> **WHAT YOU WILL DO**: Return every entry exactly as written.

> **DATA SUPPLIED**:
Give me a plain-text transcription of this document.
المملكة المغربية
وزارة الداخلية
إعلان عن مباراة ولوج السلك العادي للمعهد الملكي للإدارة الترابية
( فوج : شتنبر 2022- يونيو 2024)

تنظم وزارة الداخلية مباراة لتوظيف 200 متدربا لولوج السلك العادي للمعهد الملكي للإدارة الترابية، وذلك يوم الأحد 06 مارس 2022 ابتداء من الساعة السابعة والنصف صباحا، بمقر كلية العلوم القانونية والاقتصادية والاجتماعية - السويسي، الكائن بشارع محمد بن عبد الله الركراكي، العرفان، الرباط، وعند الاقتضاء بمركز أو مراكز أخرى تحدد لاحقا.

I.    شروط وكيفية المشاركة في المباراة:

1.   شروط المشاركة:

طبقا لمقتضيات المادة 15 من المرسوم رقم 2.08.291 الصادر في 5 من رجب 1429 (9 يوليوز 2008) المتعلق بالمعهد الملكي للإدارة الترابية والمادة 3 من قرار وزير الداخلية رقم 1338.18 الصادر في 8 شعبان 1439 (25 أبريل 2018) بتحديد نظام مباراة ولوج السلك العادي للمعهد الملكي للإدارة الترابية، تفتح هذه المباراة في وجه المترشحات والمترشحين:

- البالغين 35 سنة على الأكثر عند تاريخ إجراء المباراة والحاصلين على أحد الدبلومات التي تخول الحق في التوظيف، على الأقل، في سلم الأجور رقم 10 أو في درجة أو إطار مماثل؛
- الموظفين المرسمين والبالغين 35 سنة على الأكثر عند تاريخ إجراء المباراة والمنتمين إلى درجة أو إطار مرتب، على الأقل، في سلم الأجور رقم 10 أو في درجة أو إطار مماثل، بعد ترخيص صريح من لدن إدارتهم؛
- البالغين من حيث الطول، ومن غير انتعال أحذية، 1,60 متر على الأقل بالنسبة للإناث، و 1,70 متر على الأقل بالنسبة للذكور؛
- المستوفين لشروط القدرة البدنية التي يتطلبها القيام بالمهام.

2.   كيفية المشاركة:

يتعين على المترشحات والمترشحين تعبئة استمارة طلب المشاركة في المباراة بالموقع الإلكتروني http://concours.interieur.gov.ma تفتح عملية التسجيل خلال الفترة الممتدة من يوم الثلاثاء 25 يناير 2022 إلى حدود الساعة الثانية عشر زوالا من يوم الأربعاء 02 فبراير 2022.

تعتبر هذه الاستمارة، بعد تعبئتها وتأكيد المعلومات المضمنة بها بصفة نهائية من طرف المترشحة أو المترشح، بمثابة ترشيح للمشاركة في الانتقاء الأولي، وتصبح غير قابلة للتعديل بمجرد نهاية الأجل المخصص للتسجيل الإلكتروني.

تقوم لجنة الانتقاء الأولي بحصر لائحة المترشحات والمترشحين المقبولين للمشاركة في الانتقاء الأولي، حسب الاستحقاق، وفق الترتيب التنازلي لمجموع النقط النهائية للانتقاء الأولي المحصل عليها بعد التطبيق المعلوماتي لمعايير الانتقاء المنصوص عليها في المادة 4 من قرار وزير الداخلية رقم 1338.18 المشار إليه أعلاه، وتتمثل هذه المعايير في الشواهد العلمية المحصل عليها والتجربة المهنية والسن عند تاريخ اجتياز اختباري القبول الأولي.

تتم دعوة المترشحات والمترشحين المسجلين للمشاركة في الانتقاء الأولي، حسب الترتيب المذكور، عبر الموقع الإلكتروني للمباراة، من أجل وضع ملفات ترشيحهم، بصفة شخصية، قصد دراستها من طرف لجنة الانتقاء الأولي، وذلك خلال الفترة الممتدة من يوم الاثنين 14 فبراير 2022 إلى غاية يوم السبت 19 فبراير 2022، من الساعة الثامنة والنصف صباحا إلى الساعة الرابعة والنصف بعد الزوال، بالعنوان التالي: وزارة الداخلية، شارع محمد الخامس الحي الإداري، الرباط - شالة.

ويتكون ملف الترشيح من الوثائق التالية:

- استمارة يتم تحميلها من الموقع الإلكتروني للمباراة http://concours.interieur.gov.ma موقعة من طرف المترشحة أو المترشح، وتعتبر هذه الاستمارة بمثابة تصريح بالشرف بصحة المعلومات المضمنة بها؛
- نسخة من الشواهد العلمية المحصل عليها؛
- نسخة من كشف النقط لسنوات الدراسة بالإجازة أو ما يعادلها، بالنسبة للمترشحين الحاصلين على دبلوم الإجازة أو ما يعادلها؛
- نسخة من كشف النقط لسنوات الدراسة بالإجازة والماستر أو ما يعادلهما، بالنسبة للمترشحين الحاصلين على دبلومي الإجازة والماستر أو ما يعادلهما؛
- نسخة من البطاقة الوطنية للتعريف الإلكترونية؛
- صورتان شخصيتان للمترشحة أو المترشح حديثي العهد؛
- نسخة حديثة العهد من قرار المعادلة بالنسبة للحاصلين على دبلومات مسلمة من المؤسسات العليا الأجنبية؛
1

> **WORKED ANSWER**:
Give me a plain-text transcription of this document.
المملكة المغربية
وزارة الداخلية
إعلان عن مباراة ولوج السلك العادي للمعهد الملكي للإدارة الترابية
( فوج : شتنبر 2022- يونيو 2024)

تنظم وزارة الداخلية مباراة لتوظيف 200 متدربا لولوج السلك العادي للمعهد الملكي للإدارة الترابية، وذلك يوم الأحد 06 مارس 2022 ابتداء من الساعة السابعة والنصف صباحا، بمقر كلية العلوم القانونية والاقتصادية والاجتماعية - السويسي، الكائن بشارع محمد بن عبد الله الركراكي، العرفان، الرباط، وعند الاقتضاء بمركز أو مراكز أخرى تحدد لاحقا.

I.    شروط وكيفية المشاركة في المباراة:

1.   شروط المشاركة:

طبقا لمقتضيات المادة 15 من المرسوم رقم 2.08.291 الصادر في 5 من رجب 1429 (9 يوليوز 2008) المتعلق بالمعهد الملكي للإدارة الترابية والمادة 3 من قرار وزير الداخلية رقم 1338.18 الصادر في 8 شعبان 1439 (25 أبريل 2018) بتحديد نظام مباراة ولوج السلك العادي للمعهد الملكي للإدارة الترابية، تفتح هذه المباراة في وجه المترشحات والمترشحين:

- البالغين 35 سنة على الأكثر عند تاريخ إجراء المباراة والحاصلين على أحد الدبلومات التي تخول الحق في التوظيف، على الأقل، في سلم الأجور رقم 10 أو في درجة أو إطار مماثل؛
- الموظفين المرسمين والبالغين 35 سنة على الأكثر عند تاريخ إجراء المباراة والمنتمين إلى درجة أو إطار مرتب، على الأقل، في سلم الأجور رقم 10 أو في درجة أو إطار مماثل، بعد ترخيص صريح من لدن إدارتهم؛
- البالغين من حيث الطول، ومن غير انتعال أحذية، 1,60 متر على الأقل بالنسبة للإناث، و 1,70 متر على الأقل بالنسبة للذكور؛
- المستوفين لشروط القدرة البدنية التي يتطلبها القيام بالمهام.

2.   كيفية المشاركة:

يتعين على المترشحات والمترشحين تعبئة استمارة طلب المشاركة في المباراة بالموقع الإلكتروني http://concours.interieur.gov.ma تفتح عملية التسجيل خلال الفترة الممتدة من يوم الثلاثاء 25 يناير 2022 إلى حدود الساعة الثانية عشر زوالا من يوم الأربعاء 02 فبراير 2022.

تعتبر هذه الاستمارة، بعد تعبئتها وتأكيد المعلومات المضمنة بها بصفة نهائية من طرف المترشحة أو المترشح، بمثابة ترشيح للمشاركة في الانتقاء الأولي، وتصبح غير قابلة للتعديل بمجرد نهاية الأجل المخصص للتسجيل الإلكتروني.

تقوم لجنة الانتقاء الأولي بحصر لائحة المترشحات والمترشحين المقبولين للمشاركة في الانتقاء الأولي، حسب الاستحقاق، وفق الترتيب التنازلي لمجموع النقط النهائية للانتقاء الأولي المحصل عليها بعد التطبيق المعلوماتي لمعايير الانتقاء المنصوص عليها في المادة 4 من قرار وزير الداخلية رقم 1338.18 المشار إليه أعلاه، وتتمثل هذه المعايير في الشواهد العلمية المحصل عليها والتجربة المهنية والسن عند تاريخ اجتياز اختباري القبول الأولي.

تتم دعوة المترشحات والمترشحين المسجلين للمشاركة في الانتقاء الأولي، حسب الترتيب المذكور، عبر الموقع الإلكتروني للمباراة، من أجل وضع ملفات ترشيحهم، بصفة شخصية، قصد دراستها من طرف لجنة الانتقاء الأولي، وذلك خلال الفترة الممتدة من يوم الاثنين 14 فبراير 2022 إلى غاية يوم السبت 19 فبراير 2022، من الساعة الثامنة والنصف صباحا إلى الساعة الرابعة والنصف بعد الزوال، بالعنوان التالي: وزارة الداخلية، شارع محمد الخامس الحي الإداري، الرباط - شالة.

ويتكون ملف الترشيح من الوثائق التالية:

- استمارة يتم تحميلها من الموقع الإلكتروني للمباراة http://concours.interieur.gov.ma موقعة من طرف المترشحة أو المترشح، وتعتبر هذه الاستمارة بمثابة تصريح بالشرف بصحة المعلومات المضمنة بها؛
- نسخة من الشواهد العلمية المحصل عليها؛
- نسخة من كشف النقط لسنوات الدراسة بالإجازة أو ما يعادلها، بالنسبة للمترشحين الحاصلين على دبلوم الإجازة أو ما يعادلها؛
- نسخة من كشف النقط لسنوات الدراسة بالإجازة والماستر أو ما يعادلهما، بالنسبة للمترشحين الحاصلين على دبلومي الإجازة والماستر أو ما يعادلهما؛
- نسخة من البطاقة الوطنية للتعريف الإلكترونية؛
- صورتان شخصيتان للمترشحة أو المترشح حديثي العهد؛
- نسخة حديثة العهد من قرار المعادلة بالنسبة للحاصلين على دبلومات مسلمة من المؤسسات العليا الأجنبية؛
1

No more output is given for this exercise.